**GIVEN RECORDS**.
* * * * * * * * *

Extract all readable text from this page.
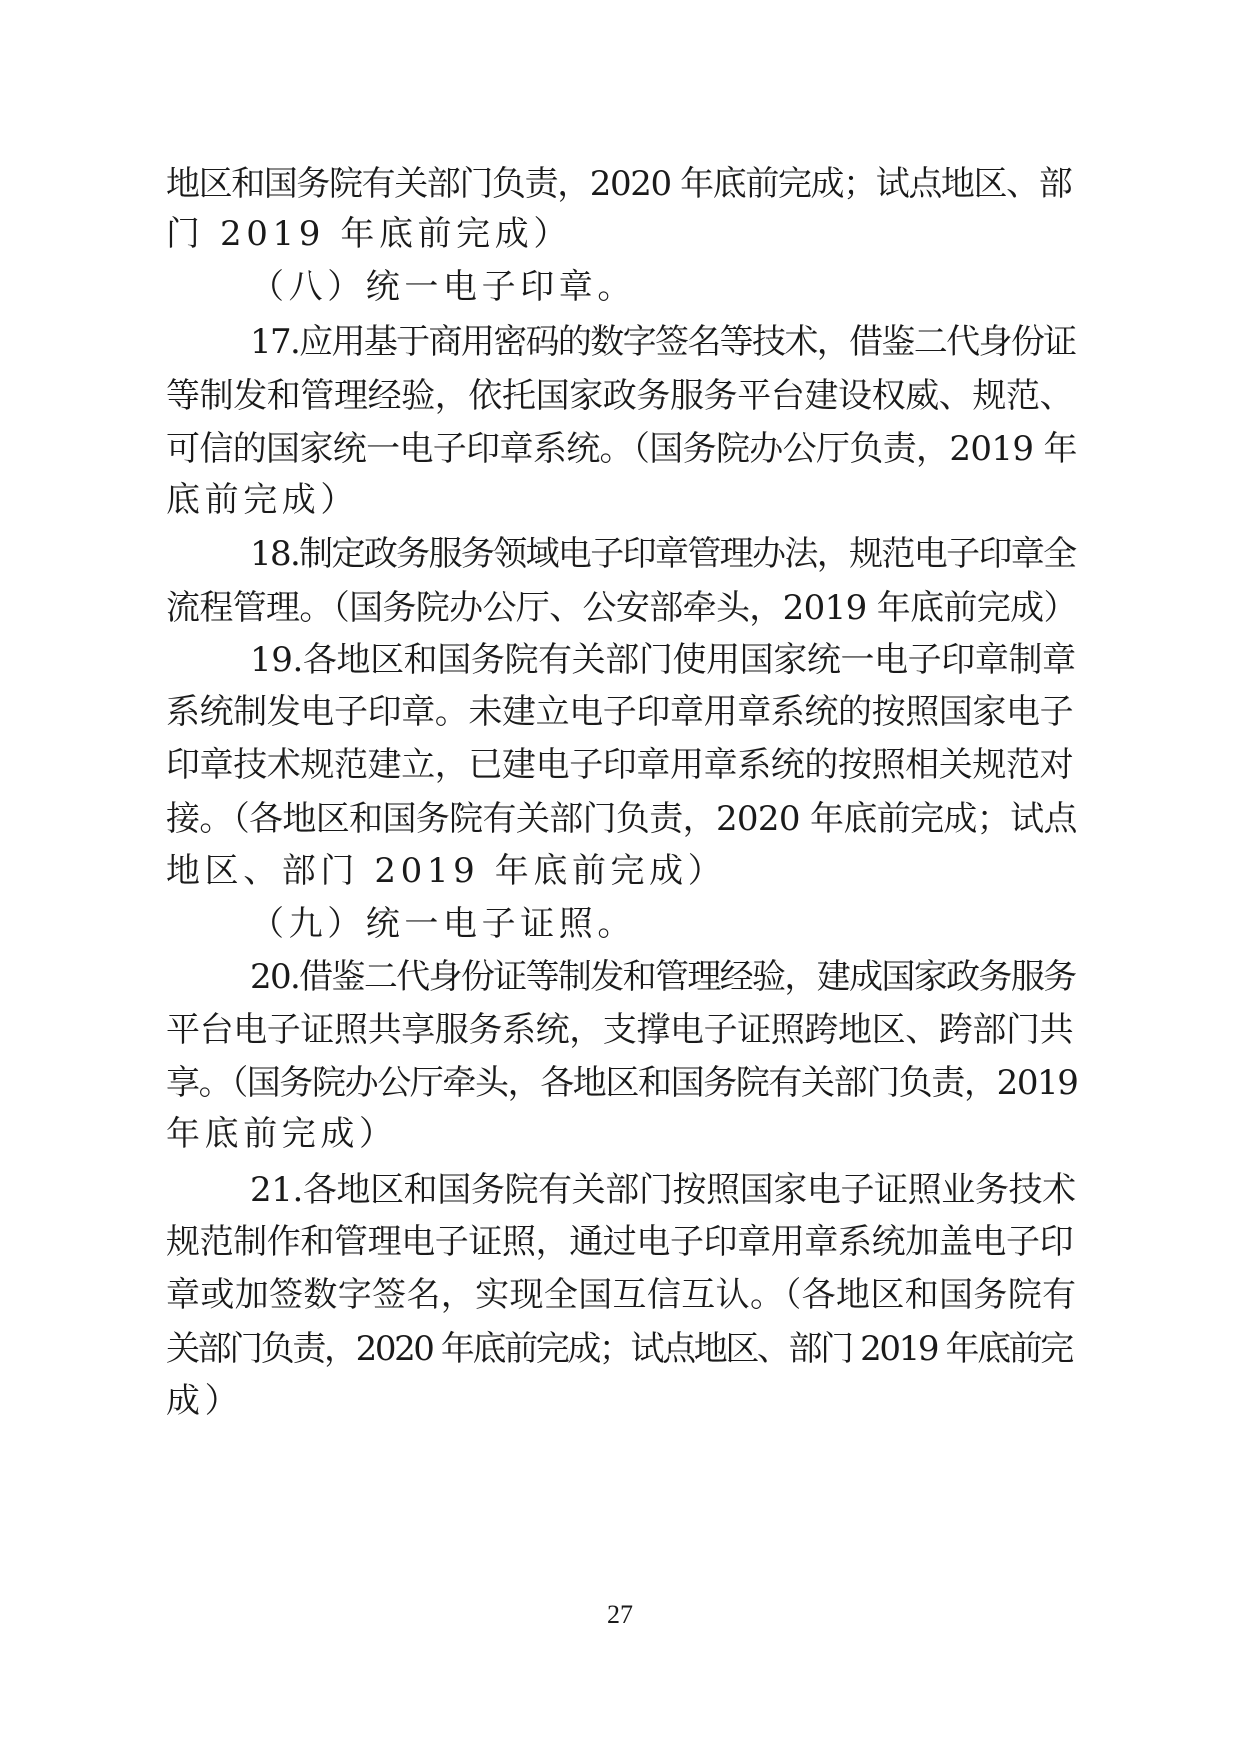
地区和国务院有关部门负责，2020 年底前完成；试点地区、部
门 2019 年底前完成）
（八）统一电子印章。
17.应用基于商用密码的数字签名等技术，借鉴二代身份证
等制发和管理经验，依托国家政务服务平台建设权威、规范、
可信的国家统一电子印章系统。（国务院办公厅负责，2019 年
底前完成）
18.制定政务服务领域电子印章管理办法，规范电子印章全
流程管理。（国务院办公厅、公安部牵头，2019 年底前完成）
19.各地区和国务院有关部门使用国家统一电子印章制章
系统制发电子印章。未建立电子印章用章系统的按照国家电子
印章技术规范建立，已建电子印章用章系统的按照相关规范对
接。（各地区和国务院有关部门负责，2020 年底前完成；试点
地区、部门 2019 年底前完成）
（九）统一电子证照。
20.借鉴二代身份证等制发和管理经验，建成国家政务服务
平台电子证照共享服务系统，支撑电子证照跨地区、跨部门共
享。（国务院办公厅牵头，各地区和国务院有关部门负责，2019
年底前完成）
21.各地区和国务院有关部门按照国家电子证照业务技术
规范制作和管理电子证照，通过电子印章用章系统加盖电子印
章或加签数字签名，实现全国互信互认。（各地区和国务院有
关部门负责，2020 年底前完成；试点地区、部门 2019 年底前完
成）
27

* * * * * * * * *

**TASK TO CARRY OUT**. Transcribe the full listing above exactly as it stands, minus the pictures.

**SOLUTION TO THE EXERCISE**.
Extract all readable text from this page.
地区和国务院有关部门负责，2020 年底前完成；试点地区、部
门 2019 年底前完成）
（八）统一电子印章。
17.应用基于商用密码的数字签名等技术，借鉴二代身份证
等制发和管理经验，依托国家政务服务平台建设权威、规范、
可信的国家统一电子印章系统。（国务院办公厅负责，2019 年
底前完成）
18.制定政务服务领域电子印章管理办法，规范电子印章全
流程管理。（国务院办公厅、公安部牵头，2019 年底前完成）
19.各地区和国务院有关部门使用国家统一电子印章制章
系统制发电子印章。未建立电子印章用章系统的按照国家电子
印章技术规范建立，已建电子印章用章系统的按照相关规范对
接。（各地区和国务院有关部门负责，2020 年底前完成；试点
地区、部门 2019 年底前完成）
（九）统一电子证照。
20.借鉴二代身份证等制发和管理经验，建成国家政务服务
平台电子证照共享服务系统，支撑电子证照跨地区、跨部门共
享。（国务院办公厅牵头，各地区和国务院有关部门负责，2019
年底前完成）
21.各地区和国务院有关部门按照国家电子证照业务技术
规范制作和管理电子证照，通过电子印章用章系统加盖电子印
章或加签数字签名，实现全国互信互认。（各地区和国务院有
关部门负责，2020 年底前完成；试点地区、部门 2019 年底前完
成）
27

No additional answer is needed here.